• [PROVIDED INFORMATION]:
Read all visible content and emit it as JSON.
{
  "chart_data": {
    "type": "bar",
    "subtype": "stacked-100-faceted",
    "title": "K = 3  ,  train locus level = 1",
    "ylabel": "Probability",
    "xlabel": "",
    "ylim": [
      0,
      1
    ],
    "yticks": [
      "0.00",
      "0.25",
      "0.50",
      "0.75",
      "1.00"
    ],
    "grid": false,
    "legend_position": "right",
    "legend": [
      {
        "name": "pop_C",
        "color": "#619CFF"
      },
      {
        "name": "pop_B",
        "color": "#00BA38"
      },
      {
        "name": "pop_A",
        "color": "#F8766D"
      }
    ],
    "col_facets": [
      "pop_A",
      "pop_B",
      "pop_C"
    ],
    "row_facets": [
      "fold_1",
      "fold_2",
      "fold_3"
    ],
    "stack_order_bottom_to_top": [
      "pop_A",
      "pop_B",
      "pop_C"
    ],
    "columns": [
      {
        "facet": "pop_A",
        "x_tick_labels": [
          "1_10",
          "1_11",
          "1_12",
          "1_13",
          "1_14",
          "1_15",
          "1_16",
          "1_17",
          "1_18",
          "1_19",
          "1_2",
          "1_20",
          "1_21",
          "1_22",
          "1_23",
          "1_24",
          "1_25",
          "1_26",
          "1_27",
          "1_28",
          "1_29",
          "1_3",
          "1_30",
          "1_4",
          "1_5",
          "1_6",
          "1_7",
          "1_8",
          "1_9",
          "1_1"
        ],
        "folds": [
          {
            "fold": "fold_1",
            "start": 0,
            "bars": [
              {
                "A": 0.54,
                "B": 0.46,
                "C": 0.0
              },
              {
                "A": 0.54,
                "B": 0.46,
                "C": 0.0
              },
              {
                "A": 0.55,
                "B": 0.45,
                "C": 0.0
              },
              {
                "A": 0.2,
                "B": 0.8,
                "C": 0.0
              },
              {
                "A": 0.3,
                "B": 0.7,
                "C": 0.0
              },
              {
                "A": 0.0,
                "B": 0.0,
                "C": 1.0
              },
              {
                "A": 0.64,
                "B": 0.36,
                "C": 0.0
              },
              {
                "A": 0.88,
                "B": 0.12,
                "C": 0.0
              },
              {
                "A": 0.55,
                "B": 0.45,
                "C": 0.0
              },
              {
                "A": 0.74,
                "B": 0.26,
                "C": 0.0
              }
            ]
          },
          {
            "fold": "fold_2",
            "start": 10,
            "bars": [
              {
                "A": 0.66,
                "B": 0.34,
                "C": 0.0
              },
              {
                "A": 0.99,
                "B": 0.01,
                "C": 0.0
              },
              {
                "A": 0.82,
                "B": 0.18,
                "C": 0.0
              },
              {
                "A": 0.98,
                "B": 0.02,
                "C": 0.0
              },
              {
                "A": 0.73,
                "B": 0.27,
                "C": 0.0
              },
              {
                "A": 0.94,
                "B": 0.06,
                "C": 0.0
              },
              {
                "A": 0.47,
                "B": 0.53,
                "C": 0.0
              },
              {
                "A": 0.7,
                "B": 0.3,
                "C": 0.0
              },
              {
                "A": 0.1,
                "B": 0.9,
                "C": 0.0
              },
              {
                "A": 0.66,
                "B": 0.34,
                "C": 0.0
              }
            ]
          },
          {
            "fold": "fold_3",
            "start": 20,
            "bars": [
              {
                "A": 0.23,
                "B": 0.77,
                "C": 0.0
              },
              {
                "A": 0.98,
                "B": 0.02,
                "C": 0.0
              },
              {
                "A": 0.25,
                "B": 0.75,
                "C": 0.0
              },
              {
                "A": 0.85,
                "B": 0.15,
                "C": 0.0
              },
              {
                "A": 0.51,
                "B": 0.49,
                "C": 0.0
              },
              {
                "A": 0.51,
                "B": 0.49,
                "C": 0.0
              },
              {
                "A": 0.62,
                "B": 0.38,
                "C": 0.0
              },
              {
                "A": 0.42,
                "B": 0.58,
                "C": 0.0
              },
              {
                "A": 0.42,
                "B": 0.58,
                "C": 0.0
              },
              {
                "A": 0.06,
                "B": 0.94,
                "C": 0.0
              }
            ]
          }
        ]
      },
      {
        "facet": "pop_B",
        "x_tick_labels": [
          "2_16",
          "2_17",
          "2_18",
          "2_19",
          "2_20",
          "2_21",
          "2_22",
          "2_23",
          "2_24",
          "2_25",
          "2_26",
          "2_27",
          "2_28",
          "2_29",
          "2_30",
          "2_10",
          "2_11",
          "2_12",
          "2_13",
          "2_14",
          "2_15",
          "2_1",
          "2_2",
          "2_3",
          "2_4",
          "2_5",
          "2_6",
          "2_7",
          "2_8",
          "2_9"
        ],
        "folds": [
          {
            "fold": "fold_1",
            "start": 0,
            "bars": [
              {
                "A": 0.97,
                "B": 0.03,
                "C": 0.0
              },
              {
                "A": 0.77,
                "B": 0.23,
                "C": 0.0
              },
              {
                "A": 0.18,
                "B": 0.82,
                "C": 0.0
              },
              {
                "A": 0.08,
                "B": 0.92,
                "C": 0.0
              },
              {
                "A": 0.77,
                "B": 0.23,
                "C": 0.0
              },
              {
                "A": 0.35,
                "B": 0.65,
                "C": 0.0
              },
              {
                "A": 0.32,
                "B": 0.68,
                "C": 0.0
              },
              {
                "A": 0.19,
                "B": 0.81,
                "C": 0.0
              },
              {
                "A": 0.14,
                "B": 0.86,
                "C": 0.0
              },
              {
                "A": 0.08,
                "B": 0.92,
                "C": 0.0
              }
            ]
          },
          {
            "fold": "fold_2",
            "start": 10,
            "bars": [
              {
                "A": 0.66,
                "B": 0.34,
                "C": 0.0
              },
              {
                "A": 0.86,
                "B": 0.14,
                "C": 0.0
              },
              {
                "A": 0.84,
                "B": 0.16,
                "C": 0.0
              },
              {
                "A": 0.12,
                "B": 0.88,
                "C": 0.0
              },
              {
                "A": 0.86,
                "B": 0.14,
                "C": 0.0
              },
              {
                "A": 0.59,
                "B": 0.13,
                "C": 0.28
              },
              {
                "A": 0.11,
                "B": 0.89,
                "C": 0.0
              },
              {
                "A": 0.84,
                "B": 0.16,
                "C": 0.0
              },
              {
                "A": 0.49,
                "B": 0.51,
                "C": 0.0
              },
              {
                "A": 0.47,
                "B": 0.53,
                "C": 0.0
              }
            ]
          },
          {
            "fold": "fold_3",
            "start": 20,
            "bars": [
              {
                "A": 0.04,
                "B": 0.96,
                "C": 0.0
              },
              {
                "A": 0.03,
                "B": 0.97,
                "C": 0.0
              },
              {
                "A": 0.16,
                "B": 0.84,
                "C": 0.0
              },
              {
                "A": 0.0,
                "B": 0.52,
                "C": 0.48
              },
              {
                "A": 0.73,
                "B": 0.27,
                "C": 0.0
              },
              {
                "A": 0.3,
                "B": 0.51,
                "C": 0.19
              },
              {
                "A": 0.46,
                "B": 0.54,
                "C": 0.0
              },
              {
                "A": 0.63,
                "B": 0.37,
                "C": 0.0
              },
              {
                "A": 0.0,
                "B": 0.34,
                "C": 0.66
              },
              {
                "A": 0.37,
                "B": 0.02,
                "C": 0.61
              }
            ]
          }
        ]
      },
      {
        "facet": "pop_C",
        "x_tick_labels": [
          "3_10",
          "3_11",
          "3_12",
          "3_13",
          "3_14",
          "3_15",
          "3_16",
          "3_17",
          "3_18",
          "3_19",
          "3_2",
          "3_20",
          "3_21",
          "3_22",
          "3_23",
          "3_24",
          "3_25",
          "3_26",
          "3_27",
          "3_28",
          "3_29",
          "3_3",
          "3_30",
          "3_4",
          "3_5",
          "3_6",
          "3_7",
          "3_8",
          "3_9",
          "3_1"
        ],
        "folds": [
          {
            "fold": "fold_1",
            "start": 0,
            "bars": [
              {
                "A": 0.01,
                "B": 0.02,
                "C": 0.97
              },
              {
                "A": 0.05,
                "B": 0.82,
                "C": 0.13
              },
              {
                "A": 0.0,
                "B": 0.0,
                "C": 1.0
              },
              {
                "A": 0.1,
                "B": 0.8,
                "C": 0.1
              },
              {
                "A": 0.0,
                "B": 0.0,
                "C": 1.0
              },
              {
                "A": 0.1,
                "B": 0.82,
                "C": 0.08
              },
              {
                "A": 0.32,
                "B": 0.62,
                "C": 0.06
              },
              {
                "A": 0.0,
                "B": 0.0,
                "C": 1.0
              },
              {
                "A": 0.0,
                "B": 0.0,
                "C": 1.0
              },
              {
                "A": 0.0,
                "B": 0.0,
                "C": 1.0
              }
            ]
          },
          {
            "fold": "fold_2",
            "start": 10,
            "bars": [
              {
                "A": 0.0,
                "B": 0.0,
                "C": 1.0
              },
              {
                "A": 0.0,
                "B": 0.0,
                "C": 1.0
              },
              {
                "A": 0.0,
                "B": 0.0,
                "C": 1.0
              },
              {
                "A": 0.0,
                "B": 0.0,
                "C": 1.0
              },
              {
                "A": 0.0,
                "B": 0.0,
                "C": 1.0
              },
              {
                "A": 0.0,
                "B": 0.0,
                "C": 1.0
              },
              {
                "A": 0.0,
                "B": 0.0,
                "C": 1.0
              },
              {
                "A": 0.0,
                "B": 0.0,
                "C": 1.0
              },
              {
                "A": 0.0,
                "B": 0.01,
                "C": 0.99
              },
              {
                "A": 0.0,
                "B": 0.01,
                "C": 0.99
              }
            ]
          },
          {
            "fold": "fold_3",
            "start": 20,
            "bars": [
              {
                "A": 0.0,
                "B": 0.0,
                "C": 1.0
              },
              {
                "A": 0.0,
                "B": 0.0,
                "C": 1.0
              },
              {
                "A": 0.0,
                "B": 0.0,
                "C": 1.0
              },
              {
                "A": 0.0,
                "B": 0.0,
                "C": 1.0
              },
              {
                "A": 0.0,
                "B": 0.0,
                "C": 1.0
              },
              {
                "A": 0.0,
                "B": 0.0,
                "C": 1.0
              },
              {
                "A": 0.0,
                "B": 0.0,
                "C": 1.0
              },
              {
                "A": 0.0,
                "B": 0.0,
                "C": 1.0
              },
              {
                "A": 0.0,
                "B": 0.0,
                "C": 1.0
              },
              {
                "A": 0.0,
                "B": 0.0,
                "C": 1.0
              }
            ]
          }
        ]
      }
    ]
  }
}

• [GOAL]: From the data above, gather every line that includes the word "color".

• [COMPLETED TASK]:
        "color": "#619CFF"
        "color": "#00BA38"
        "color": "#F8766D"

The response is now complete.